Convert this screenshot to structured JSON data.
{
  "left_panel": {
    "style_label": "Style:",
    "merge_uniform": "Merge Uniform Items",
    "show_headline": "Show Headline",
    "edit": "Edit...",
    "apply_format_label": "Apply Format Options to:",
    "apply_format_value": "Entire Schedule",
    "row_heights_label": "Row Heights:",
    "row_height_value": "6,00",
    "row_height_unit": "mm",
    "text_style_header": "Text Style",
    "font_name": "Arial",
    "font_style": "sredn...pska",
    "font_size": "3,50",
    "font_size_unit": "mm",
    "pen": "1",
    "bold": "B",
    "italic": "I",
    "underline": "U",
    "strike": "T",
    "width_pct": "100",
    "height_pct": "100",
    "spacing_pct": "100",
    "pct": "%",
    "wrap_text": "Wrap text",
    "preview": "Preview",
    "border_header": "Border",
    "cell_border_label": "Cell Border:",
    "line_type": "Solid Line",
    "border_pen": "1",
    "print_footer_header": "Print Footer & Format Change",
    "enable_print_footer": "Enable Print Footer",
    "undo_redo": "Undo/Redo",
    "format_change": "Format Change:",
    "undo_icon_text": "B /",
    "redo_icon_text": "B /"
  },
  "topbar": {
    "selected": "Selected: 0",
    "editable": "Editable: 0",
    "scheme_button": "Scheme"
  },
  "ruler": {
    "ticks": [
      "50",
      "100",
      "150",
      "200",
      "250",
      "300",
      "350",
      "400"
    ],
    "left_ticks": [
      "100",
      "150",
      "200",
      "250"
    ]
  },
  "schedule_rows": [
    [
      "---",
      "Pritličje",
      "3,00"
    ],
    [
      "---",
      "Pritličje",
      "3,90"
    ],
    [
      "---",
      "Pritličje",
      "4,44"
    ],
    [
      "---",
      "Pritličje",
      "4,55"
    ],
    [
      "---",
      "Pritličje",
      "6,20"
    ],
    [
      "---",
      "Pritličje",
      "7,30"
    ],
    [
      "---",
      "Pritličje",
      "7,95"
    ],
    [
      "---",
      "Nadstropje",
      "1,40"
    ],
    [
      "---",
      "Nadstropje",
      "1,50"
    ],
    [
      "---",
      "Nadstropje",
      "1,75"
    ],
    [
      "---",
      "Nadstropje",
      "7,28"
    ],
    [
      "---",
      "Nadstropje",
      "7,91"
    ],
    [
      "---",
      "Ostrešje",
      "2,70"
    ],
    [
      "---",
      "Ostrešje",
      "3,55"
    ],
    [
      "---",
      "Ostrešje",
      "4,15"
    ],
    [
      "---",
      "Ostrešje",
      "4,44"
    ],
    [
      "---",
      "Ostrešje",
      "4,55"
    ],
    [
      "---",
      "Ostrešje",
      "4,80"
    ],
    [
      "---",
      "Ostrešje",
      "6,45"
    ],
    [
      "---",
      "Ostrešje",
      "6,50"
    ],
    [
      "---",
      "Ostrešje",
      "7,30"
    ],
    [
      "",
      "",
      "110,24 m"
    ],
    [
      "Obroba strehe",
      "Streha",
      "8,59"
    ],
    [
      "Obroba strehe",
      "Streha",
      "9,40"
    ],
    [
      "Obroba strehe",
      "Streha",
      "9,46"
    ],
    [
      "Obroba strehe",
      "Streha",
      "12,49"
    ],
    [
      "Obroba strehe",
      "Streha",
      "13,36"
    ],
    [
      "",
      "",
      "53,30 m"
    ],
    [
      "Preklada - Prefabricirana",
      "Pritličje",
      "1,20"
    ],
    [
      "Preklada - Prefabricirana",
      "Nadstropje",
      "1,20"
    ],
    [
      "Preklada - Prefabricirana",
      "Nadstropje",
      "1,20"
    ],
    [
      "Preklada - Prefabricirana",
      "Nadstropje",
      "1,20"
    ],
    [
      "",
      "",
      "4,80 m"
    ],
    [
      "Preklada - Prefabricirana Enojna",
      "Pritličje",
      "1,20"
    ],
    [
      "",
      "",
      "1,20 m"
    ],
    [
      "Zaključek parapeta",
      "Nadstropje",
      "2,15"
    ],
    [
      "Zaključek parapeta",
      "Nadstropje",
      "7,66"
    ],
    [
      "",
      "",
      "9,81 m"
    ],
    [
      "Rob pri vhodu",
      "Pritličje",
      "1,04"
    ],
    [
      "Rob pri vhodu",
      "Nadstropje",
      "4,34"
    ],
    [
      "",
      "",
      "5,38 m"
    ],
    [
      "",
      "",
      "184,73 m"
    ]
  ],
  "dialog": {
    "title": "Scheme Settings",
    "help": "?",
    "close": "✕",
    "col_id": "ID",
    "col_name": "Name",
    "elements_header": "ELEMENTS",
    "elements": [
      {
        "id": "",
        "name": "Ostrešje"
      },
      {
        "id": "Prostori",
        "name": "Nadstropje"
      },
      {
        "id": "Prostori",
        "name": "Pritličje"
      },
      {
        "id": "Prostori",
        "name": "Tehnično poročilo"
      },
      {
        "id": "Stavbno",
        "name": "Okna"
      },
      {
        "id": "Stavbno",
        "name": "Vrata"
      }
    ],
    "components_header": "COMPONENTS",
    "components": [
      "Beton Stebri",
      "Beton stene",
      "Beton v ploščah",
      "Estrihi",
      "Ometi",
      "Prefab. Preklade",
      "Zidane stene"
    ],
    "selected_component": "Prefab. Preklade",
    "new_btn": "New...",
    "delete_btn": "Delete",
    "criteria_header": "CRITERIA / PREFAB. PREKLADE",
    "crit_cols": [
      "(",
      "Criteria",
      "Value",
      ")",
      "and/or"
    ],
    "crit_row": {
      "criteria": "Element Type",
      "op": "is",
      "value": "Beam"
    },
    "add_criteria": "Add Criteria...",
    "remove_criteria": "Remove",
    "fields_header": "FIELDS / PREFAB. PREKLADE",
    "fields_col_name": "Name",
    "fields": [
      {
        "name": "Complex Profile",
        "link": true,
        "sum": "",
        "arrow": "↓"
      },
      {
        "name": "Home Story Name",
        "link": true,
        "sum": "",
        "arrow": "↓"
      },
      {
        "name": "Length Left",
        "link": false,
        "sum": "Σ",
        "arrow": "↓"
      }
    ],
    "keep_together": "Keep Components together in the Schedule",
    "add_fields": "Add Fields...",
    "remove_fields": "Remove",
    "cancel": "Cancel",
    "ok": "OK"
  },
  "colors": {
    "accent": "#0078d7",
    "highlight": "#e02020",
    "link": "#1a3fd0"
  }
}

□ □ □ □

Look through the entries above; copy each line where the string "Change" appears.

    "print_footer_header": "Print Footer & Format Change",
    "format_change": "Format Change:",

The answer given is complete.